_Exercise prompt_
Reproduce the entries word for word, and omit any picture you find in them.

_Provided material_
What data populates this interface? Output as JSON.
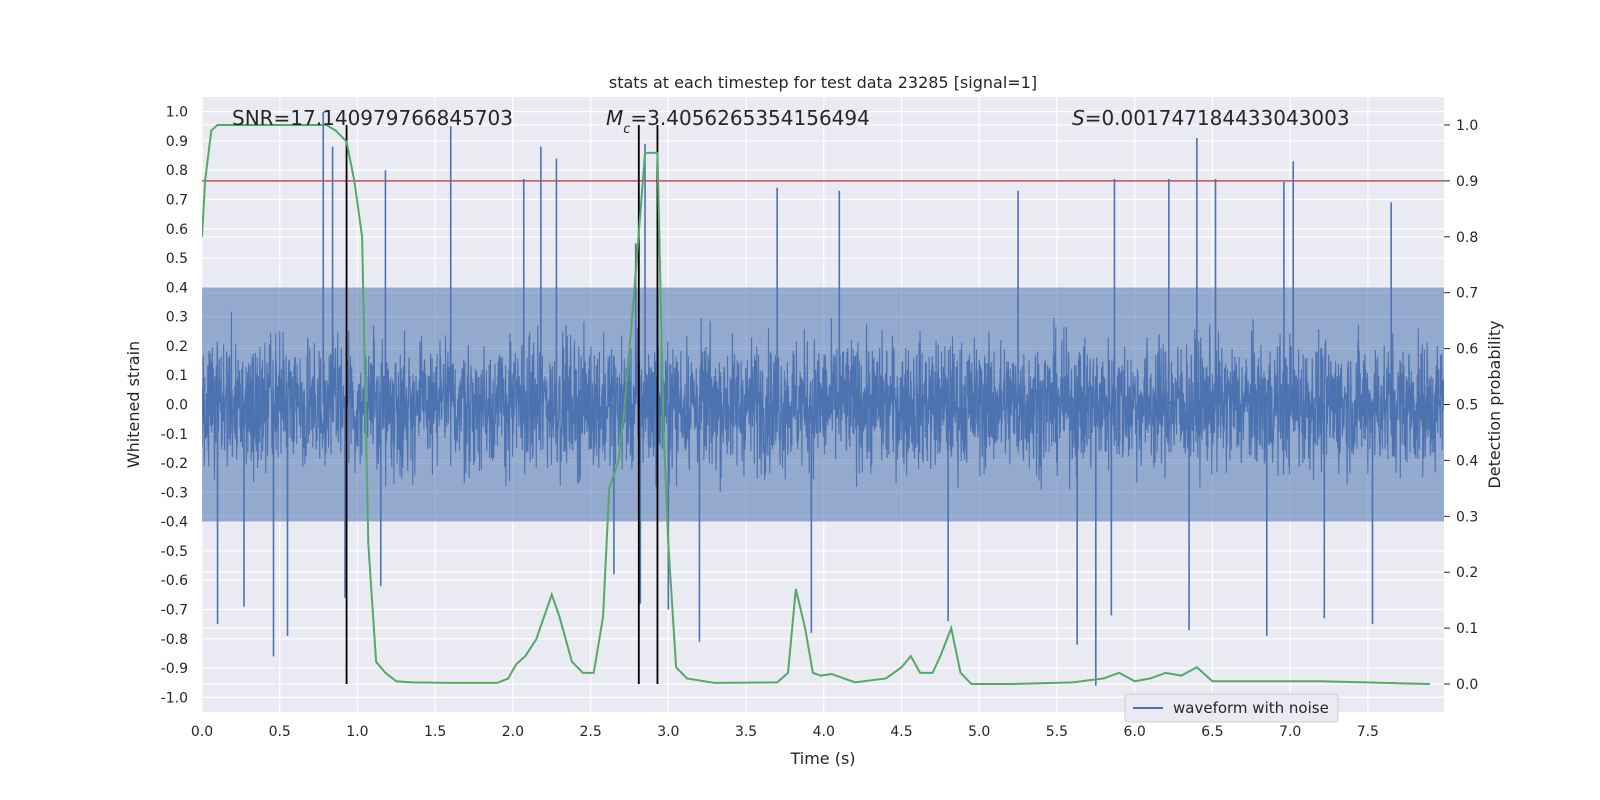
{
  "chart_data": {
    "type": "line",
    "title": "stats at each timestep for test data 23285 [signal=1]",
    "xlabel": "Time (s)",
    "ylabel_left": "Whitened strain",
    "ylabel_right": "Detection probability",
    "xlim": [
      0.0,
      7.99
    ],
    "ylim_left": [
      -1.05,
      1.05
    ],
    "ylim_right": [
      -0.05,
      1.05
    ],
    "x_ticks": [
      "0.0",
      "0.5",
      "1.0",
      "1.5",
      "2.0",
      "2.5",
      "3.0",
      "3.5",
      "4.0",
      "4.5",
      "5.0",
      "5.5",
      "6.0",
      "6.5",
      "7.0",
      "7.5"
    ],
    "y_ticks_left": [
      "1.0",
      "0.9",
      "0.8",
      "0.7",
      "0.6",
      "0.5",
      "0.4",
      "0.3",
      "0.2",
      "0.1",
      "0.0",
      "-0.1",
      "-0.2",
      "-0.3",
      "-0.4",
      "-0.5",
      "-0.6",
      "-0.7",
      "-0.8",
      "-0.9",
      "-1.0"
    ],
    "y_ticks_right": [
      "1.0",
      "0.9",
      "0.8",
      "0.7",
      "0.6",
      "0.5",
      "0.4",
      "0.3",
      "0.2",
      "0.1",
      "0.0"
    ],
    "grid": true,
    "legend": {
      "position": "lower-right",
      "entries": [
        "waveform with noise"
      ]
    },
    "annotations": {
      "snr": "SNR=17.140979766845703",
      "mc_symbol": "M",
      "mc_sub": "c",
      "mc_value": "=3.4056265354156494",
      "s_symbol": "S",
      "s_value": "=0.001747184433043003"
    },
    "threshold": {
      "value": 0.9,
      "axis": "right"
    },
    "vertical_lines": [
      0.93,
      2.81,
      2.93
    ],
    "waveform": {
      "name": "waveform with noise",
      "sample_rate_approx": 512,
      "core_band": [
        -0.4,
        0.4
      ],
      "spikes_up": [
        [
          0.78,
          1.0
        ],
        [
          0.84,
          0.88
        ],
        [
          1.18,
          0.8
        ],
        [
          1.6,
          0.95
        ],
        [
          2.07,
          0.77
        ],
        [
          2.18,
          0.88
        ],
        [
          2.28,
          0.84
        ],
        [
          2.79,
          0.55
        ],
        [
          2.85,
          0.89
        ],
        [
          3.7,
          0.74
        ],
        [
          4.1,
          0.73
        ],
        [
          5.25,
          0.73
        ],
        [
          5.87,
          0.77
        ],
        [
          6.22,
          0.77
        ],
        [
          6.4,
          0.91
        ],
        [
          6.52,
          0.77
        ],
        [
          6.96,
          0.76
        ],
        [
          7.02,
          0.83
        ],
        [
          7.65,
          0.69
        ]
      ],
      "spikes_down": [
        [
          0.1,
          -0.75
        ],
        [
          0.27,
          -0.69
        ],
        [
          0.46,
          -0.86
        ],
        [
          0.55,
          -0.79
        ],
        [
          0.92,
          -0.66
        ],
        [
          1.15,
          -0.62
        ],
        [
          2.65,
          -0.58
        ],
        [
          2.82,
          -0.68
        ],
        [
          3.0,
          -0.7
        ],
        [
          3.2,
          -0.81
        ],
        [
          3.92,
          -0.78
        ],
        [
          4.8,
          -0.74
        ],
        [
          5.63,
          -0.82
        ],
        [
          5.75,
          -0.96
        ],
        [
          5.85,
          -0.72
        ],
        [
          6.35,
          -0.77
        ],
        [
          6.85,
          -0.79
        ],
        [
          7.22,
          -0.73
        ],
        [
          7.53,
          -0.75
        ]
      ]
    },
    "detection_probability": {
      "x": [
        0.0,
        0.02,
        0.06,
        0.1,
        0.2,
        0.4,
        0.6,
        0.8,
        0.86,
        0.93,
        0.98,
        1.03,
        1.07,
        1.12,
        1.18,
        1.25,
        1.35,
        1.6,
        1.9,
        1.97,
        2.02,
        2.08,
        2.15,
        2.2,
        2.25,
        2.3,
        2.38,
        2.45,
        2.52,
        2.58,
        2.62,
        2.68,
        2.72,
        2.78,
        2.85,
        2.88,
        2.93,
        2.97,
        3.0,
        3.05,
        3.12,
        3.3,
        3.7,
        3.77,
        3.82,
        3.88,
        3.93,
        3.98,
        4.05,
        4.2,
        4.4,
        4.5,
        4.56,
        4.62,
        4.7,
        4.75,
        4.82,
        4.88,
        4.95,
        5.2,
        5.6,
        5.8,
        5.9,
        6.0,
        6.1,
        6.2,
        6.3,
        6.4,
        6.5,
        6.8,
        7.2,
        7.9
      ],
      "y": [
        0.8,
        0.9,
        0.99,
        1.0,
        1.0,
        1.0,
        1.0,
        1.0,
        0.99,
        0.97,
        0.9,
        0.8,
        0.25,
        0.04,
        0.02,
        0.005,
        0.003,
        0.002,
        0.002,
        0.01,
        0.035,
        0.05,
        0.08,
        0.12,
        0.16,
        0.12,
        0.04,
        0.02,
        0.02,
        0.12,
        0.35,
        0.4,
        0.5,
        0.7,
        0.95,
        0.95,
        0.95,
        0.45,
        0.25,
        0.03,
        0.01,
        0.002,
        0.003,
        0.02,
        0.17,
        0.1,
        0.02,
        0.015,
        0.018,
        0.003,
        0.01,
        0.03,
        0.05,
        0.02,
        0.02,
        0.05,
        0.1,
        0.02,
        0.0,
        0.0,
        0.003,
        0.01,
        0.02,
        0.005,
        0.01,
        0.02,
        0.015,
        0.03,
        0.005,
        0.005,
        0.005,
        0.0
      ]
    },
    "colors": {
      "waveform": "#4c72b0",
      "probability": "#55a868",
      "threshold": "#c44e52",
      "vlines": "#000000",
      "axes_bg": "#eaeaf2",
      "grid": "#ffffff"
    }
  }
}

_Written answer_
What data populates this interface? Output as JSON.
{
  "chart_data": {
    "type": "line",
    "title": "stats at each timestep for test data 23285 [signal=1]",
    "xlabel": "Time (s)",
    "ylabel_left": "Whitened strain",
    "ylabel_right": "Detection probability",
    "xlim": [
      0.0,
      7.99
    ],
    "ylim_left": [
      -1.05,
      1.05
    ],
    "ylim_right": [
      -0.05,
      1.05
    ],
    "x_ticks": [
      "0.0",
      "0.5",
      "1.0",
      "1.5",
      "2.0",
      "2.5",
      "3.0",
      "3.5",
      "4.0",
      "4.5",
      "5.0",
      "5.5",
      "6.0",
      "6.5",
      "7.0",
      "7.5"
    ],
    "y_ticks_left": [
      "1.0",
      "0.9",
      "0.8",
      "0.7",
      "0.6",
      "0.5",
      "0.4",
      "0.3",
      "0.2",
      "0.1",
      "0.0",
      "-0.1",
      "-0.2",
      "-0.3",
      "-0.4",
      "-0.5",
      "-0.6",
      "-0.7",
      "-0.8",
      "-0.9",
      "-1.0"
    ],
    "y_ticks_right": [
      "1.0",
      "0.9",
      "0.8",
      "0.7",
      "0.6",
      "0.5",
      "0.4",
      "0.3",
      "0.2",
      "0.1",
      "0.0"
    ],
    "grid": true,
    "legend": {
      "position": "lower-right",
      "entries": [
        "waveform with noise"
      ]
    },
    "annotations": {
      "snr": "SNR=17.140979766845703",
      "mc_symbol": "M",
      "mc_sub": "c",
      "mc_value": "=3.4056265354156494",
      "s_symbol": "S",
      "s_value": "=0.001747184433043003"
    },
    "threshold": {
      "value": 0.9,
      "axis": "right"
    },
    "vertical_lines": [
      0.93,
      2.81,
      2.93
    ],
    "waveform": {
      "name": "waveform with noise",
      "sample_rate_approx": 512,
      "core_band": [
        -0.4,
        0.4
      ],
      "spikes_up": [
        [
          0.78,
          1.0
        ],
        [
          0.84,
          0.88
        ],
        [
          1.18,
          0.8
        ],
        [
          1.6,
          0.95
        ],
        [
          2.07,
          0.77
        ],
        [
          2.18,
          0.88
        ],
        [
          2.28,
          0.84
        ],
        [
          2.79,
          0.55
        ],
        [
          2.85,
          0.89
        ],
        [
          3.7,
          0.74
        ],
        [
          4.1,
          0.73
        ],
        [
          5.25,
          0.73
        ],
        [
          5.87,
          0.77
        ],
        [
          6.22,
          0.77
        ],
        [
          6.4,
          0.91
        ],
        [
          6.52,
          0.77
        ],
        [
          6.96,
          0.76
        ],
        [
          7.02,
          0.83
        ],
        [
          7.65,
          0.69
        ]
      ],
      "spikes_down": [
        [
          0.1,
          -0.75
        ],
        [
          0.27,
          -0.69
        ],
        [
          0.46,
          -0.86
        ],
        [
          0.55,
          -0.79
        ],
        [
          0.92,
          -0.66
        ],
        [
          1.15,
          -0.62
        ],
        [
          2.65,
          -0.58
        ],
        [
          2.82,
          -0.68
        ],
        [
          3.0,
          -0.7
        ],
        [
          3.2,
          -0.81
        ],
        [
          3.92,
          -0.78
        ],
        [
          4.8,
          -0.74
        ],
        [
          5.63,
          -0.82
        ],
        [
          5.75,
          -0.96
        ],
        [
          5.85,
          -0.72
        ],
        [
          6.35,
          -0.77
        ],
        [
          6.85,
          -0.79
        ],
        [
          7.22,
          -0.73
        ],
        [
          7.53,
          -0.75
        ]
      ]
    },
    "detection_probability": {
      "x": [
        0.0,
        0.02,
        0.06,
        0.1,
        0.2,
        0.4,
        0.6,
        0.8,
        0.86,
        0.93,
        0.98,
        1.03,
        1.07,
        1.12,
        1.18,
        1.25,
        1.35,
        1.6,
        1.9,
        1.97,
        2.02,
        2.08,
        2.15,
        2.2,
        2.25,
        2.3,
        2.38,
        2.45,
        2.52,
        2.58,
        2.62,
        2.68,
        2.72,
        2.78,
        2.85,
        2.88,
        2.93,
        2.97,
        3.0,
        3.05,
        3.12,
        3.3,
        3.7,
        3.77,
        3.82,
        3.88,
        3.93,
        3.98,
        4.05,
        4.2,
        4.4,
        4.5,
        4.56,
        4.62,
        4.7,
        4.75,
        4.82,
        4.88,
        4.95,
        5.2,
        5.6,
        5.8,
        5.9,
        6.0,
        6.1,
        6.2,
        6.3,
        6.4,
        6.5,
        6.8,
        7.2,
        7.9
      ],
      "y": [
        0.8,
        0.9,
        0.99,
        1.0,
        1.0,
        1.0,
        1.0,
        1.0,
        0.99,
        0.97,
        0.9,
        0.8,
        0.25,
        0.04,
        0.02,
        0.005,
        0.003,
        0.002,
        0.002,
        0.01,
        0.035,
        0.05,
        0.08,
        0.12,
        0.16,
        0.12,
        0.04,
        0.02,
        0.02,
        0.12,
        0.35,
        0.4,
        0.5,
        0.7,
        0.95,
        0.95,
        0.95,
        0.45,
        0.25,
        0.03,
        0.01,
        0.002,
        0.003,
        0.02,
        0.17,
        0.1,
        0.02,
        0.015,
        0.018,
        0.003,
        0.01,
        0.03,
        0.05,
        0.02,
        0.02,
        0.05,
        0.1,
        0.02,
        0.0,
        0.0,
        0.003,
        0.01,
        0.02,
        0.005,
        0.01,
        0.02,
        0.015,
        0.03,
        0.005,
        0.005,
        0.005,
        0.0
      ]
    },
    "colors": {
      "waveform": "#4c72b0",
      "probability": "#55a868",
      "threshold": "#c44e52",
      "vlines": "#000000",
      "axes_bg": "#eaeaf2",
      "grid": "#ffffff"
    }
  }
}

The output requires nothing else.